» **Problem requirements**
Report every line below that holds the word "content".

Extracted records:
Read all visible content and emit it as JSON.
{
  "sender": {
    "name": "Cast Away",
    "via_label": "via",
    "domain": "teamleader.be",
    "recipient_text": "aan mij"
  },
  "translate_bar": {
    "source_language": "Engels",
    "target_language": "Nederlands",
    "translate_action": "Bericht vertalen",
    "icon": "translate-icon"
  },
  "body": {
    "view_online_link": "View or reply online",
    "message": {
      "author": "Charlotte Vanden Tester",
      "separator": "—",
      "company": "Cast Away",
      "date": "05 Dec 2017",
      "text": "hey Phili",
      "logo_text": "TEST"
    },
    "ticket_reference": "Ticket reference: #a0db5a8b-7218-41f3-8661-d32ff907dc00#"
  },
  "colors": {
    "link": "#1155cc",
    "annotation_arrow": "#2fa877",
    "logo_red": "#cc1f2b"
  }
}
--
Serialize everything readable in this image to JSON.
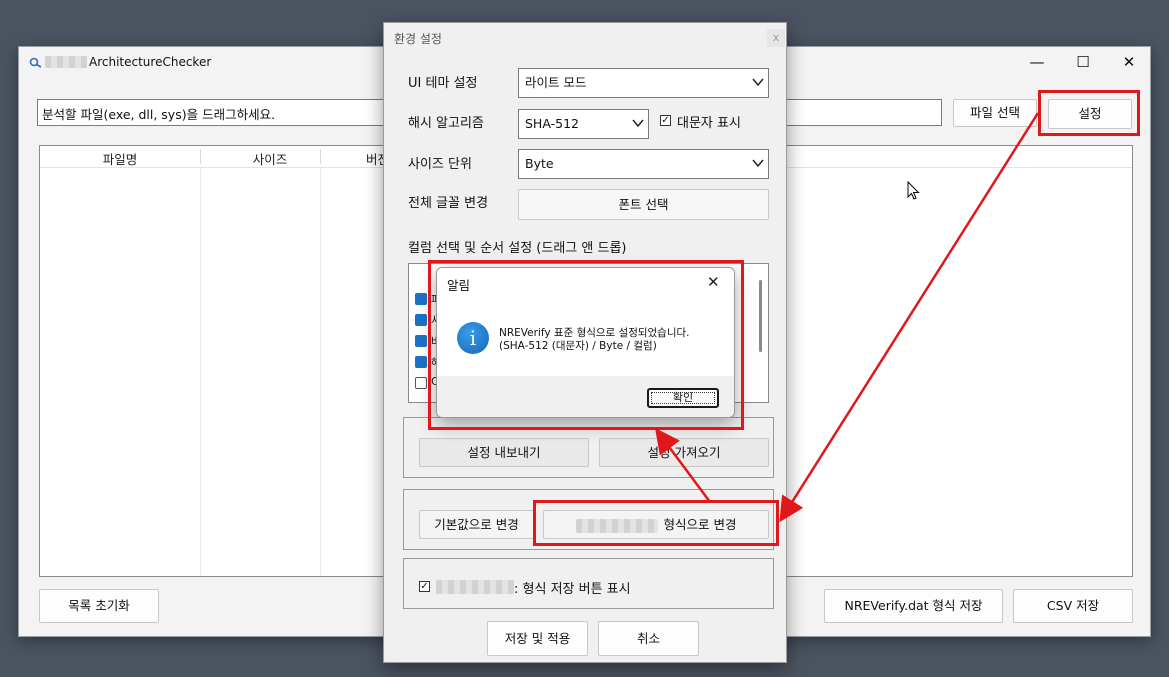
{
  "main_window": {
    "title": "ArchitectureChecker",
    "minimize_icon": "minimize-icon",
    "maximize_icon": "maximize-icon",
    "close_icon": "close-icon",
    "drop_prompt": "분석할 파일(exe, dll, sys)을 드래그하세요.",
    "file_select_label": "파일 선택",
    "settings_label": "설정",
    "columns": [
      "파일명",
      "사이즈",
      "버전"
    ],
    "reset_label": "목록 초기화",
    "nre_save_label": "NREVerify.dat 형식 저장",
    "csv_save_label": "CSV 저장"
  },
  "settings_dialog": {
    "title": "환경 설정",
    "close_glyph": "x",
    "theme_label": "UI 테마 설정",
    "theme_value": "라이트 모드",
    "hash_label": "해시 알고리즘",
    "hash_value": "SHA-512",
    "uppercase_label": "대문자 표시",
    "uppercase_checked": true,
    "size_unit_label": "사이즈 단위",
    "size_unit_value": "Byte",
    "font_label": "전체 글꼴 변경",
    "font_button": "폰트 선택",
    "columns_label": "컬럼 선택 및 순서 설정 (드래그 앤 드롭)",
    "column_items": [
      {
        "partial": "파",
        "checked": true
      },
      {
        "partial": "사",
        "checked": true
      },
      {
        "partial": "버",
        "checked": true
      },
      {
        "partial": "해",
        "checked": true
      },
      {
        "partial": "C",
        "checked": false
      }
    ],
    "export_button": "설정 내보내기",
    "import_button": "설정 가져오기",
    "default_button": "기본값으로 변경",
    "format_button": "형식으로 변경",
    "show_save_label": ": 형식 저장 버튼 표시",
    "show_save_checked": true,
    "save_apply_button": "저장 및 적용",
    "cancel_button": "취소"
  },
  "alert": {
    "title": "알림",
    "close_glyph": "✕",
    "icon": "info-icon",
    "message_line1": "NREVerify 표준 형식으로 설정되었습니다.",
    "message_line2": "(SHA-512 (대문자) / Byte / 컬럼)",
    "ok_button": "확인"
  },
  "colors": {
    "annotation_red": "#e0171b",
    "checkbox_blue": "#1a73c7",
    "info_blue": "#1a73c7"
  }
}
--
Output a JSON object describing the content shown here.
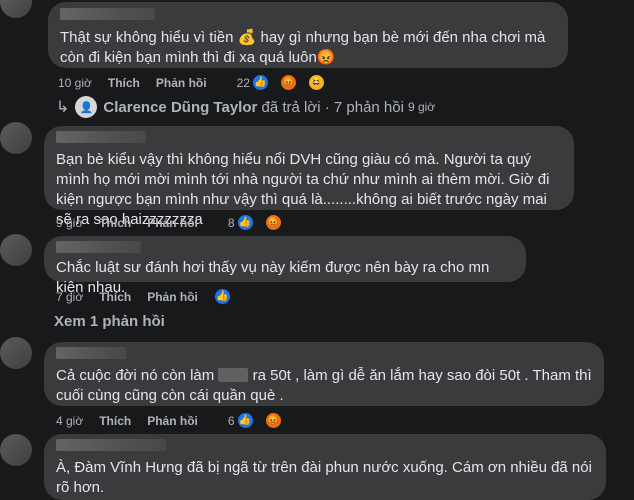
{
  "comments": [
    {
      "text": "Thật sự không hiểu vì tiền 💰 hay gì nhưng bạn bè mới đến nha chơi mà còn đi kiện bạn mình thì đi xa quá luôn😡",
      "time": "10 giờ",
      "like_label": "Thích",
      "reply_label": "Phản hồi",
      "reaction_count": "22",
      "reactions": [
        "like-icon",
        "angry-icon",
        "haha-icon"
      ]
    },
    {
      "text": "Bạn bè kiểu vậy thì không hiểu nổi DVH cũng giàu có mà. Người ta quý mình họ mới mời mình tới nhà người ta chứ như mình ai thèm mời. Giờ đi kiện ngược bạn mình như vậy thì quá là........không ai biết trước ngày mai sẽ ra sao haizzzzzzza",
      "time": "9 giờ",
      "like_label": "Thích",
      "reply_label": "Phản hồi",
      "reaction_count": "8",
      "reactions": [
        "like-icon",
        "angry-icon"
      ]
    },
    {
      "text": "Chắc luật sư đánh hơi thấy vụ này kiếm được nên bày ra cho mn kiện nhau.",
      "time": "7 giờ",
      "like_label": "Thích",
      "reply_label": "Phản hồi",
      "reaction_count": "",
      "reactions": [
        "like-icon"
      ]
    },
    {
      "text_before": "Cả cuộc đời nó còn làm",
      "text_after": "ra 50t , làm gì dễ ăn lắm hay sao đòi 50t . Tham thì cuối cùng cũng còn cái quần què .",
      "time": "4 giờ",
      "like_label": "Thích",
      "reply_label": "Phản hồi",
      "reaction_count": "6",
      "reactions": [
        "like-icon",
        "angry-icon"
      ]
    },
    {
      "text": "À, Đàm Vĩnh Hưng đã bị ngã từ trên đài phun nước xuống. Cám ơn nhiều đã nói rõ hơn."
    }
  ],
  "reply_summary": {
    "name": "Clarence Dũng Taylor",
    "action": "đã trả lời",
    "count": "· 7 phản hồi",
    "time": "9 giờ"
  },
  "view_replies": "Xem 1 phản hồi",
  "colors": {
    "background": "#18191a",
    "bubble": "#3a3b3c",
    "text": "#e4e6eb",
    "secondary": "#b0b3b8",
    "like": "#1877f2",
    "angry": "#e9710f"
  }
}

» **Task response**
Read all visible content and emit it as JSON.
Output a JSON object describing the content shown here.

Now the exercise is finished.